• INSTRUCTIONS TO FOLLOW
Write out the listing in full, matching it word for word.

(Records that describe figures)

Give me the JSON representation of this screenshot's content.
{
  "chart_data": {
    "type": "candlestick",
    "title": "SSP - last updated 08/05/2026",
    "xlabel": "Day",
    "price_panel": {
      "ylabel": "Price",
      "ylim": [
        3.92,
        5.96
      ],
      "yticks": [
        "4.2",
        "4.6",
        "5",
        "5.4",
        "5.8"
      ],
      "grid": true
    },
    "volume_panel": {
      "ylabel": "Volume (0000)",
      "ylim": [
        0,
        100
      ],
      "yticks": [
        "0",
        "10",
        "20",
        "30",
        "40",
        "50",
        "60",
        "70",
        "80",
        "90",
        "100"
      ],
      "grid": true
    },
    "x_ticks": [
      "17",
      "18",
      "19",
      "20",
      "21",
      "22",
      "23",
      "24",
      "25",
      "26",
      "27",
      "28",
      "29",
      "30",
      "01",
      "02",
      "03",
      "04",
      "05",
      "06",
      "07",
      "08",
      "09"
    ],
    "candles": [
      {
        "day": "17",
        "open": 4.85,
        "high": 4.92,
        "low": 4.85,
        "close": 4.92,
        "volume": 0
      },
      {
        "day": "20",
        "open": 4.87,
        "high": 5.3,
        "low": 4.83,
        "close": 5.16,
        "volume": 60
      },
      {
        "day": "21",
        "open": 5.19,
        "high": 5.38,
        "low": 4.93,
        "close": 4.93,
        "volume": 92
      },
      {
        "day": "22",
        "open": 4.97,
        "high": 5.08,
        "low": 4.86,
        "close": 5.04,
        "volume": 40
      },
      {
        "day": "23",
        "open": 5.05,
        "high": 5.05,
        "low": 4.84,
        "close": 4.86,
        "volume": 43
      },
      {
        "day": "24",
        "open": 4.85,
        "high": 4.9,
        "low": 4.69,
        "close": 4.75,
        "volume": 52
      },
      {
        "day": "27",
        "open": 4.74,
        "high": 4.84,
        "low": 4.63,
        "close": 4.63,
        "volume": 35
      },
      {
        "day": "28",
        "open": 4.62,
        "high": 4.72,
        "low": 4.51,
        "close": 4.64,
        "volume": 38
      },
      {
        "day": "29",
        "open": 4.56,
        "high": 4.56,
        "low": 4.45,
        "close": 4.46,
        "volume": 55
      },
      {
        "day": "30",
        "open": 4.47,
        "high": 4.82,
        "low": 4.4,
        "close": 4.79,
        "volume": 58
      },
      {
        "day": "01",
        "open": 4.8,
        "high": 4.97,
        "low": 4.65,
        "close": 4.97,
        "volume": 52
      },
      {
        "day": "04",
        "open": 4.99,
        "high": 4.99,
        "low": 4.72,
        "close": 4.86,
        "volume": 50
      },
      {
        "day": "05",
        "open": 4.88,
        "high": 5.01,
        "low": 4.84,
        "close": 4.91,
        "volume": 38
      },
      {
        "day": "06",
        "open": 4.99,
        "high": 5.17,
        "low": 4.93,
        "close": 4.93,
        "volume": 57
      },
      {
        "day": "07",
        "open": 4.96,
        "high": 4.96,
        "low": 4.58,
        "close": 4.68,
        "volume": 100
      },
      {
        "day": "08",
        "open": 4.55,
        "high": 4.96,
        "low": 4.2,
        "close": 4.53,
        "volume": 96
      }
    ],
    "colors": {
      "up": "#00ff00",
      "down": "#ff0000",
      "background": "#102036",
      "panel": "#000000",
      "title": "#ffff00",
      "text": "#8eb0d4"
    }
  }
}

• SOLUTION TO THIS EXERCISE
Give me the JSON representation of this screenshot's content.
{
  "chart_data": {
    "type": "candlestick",
    "title": "SSP - last updated 08/05/2026",
    "xlabel": "Day",
    "price_panel": {
      "ylabel": "Price",
      "ylim": [
        3.92,
        5.96
      ],
      "yticks": [
        "4.2",
        "4.6",
        "5",
        "5.4",
        "5.8"
      ],
      "grid": true
    },
    "volume_panel": {
      "ylabel": "Volume (0000)",
      "ylim": [
        0,
        100
      ],
      "yticks": [
        "0",
        "10",
        "20",
        "30",
        "40",
        "50",
        "60",
        "70",
        "80",
        "90",
        "100"
      ],
      "grid": true
    },
    "x_ticks": [
      "17",
      "18",
      "19",
      "20",
      "21",
      "22",
      "23",
      "24",
      "25",
      "26",
      "27",
      "28",
      "29",
      "30",
      "01",
      "02",
      "03",
      "04",
      "05",
      "06",
      "07",
      "08",
      "09"
    ],
    "candles": [
      {
        "day": "17",
        "open": 4.85,
        "high": 4.92,
        "low": 4.85,
        "close": 4.92,
        "volume": 0
      },
      {
        "day": "20",
        "open": 4.87,
        "high": 5.3,
        "low": 4.83,
        "close": 5.16,
        "volume": 60
      },
      {
        "day": "21",
        "open": 5.19,
        "high": 5.38,
        "low": 4.93,
        "close": 4.93,
        "volume": 92
      },
      {
        "day": "22",
        "open": 4.97,
        "high": 5.08,
        "low": 4.86,
        "close": 5.04,
        "volume": 40
      },
      {
        "day": "23",
        "open": 5.05,
        "high": 5.05,
        "low": 4.84,
        "close": 4.86,
        "volume": 43
      },
      {
        "day": "24",
        "open": 4.85,
        "high": 4.9,
        "low": 4.69,
        "close": 4.75,
        "volume": 52
      },
      {
        "day": "27",
        "open": 4.74,
        "high": 4.84,
        "low": 4.63,
        "close": 4.63,
        "volume": 35
      },
      {
        "day": "28",
        "open": 4.62,
        "high": 4.72,
        "low": 4.51,
        "close": 4.64,
        "volume": 38
      },
      {
        "day": "29",
        "open": 4.56,
        "high": 4.56,
        "low": 4.45,
        "close": 4.46,
        "volume": 55
      },
      {
        "day": "30",
        "open": 4.47,
        "high": 4.82,
        "low": 4.4,
        "close": 4.79,
        "volume": 58
      },
      {
        "day": "01",
        "open": 4.8,
        "high": 4.97,
        "low": 4.65,
        "close": 4.97,
        "volume": 52
      },
      {
        "day": "04",
        "open": 4.99,
        "high": 4.99,
        "low": 4.72,
        "close": 4.86,
        "volume": 50
      },
      {
        "day": "05",
        "open": 4.88,
        "high": 5.01,
        "low": 4.84,
        "close": 4.91,
        "volume": 38
      },
      {
        "day": "06",
        "open": 4.99,
        "high": 5.17,
        "low": 4.93,
        "close": 4.93,
        "volume": 57
      },
      {
        "day": "07",
        "open": 4.96,
        "high": 4.96,
        "low": 4.58,
        "close": 4.68,
        "volume": 100
      },
      {
        "day": "08",
        "open": 4.55,
        "high": 4.96,
        "low": 4.2,
        "close": 4.53,
        "volume": 96
      }
    ],
    "colors": {
      "up": "#00ff00",
      "down": "#ff0000",
      "background": "#102036",
      "panel": "#000000",
      "title": "#ffff00",
      "text": "#8eb0d4"
    }
  }
}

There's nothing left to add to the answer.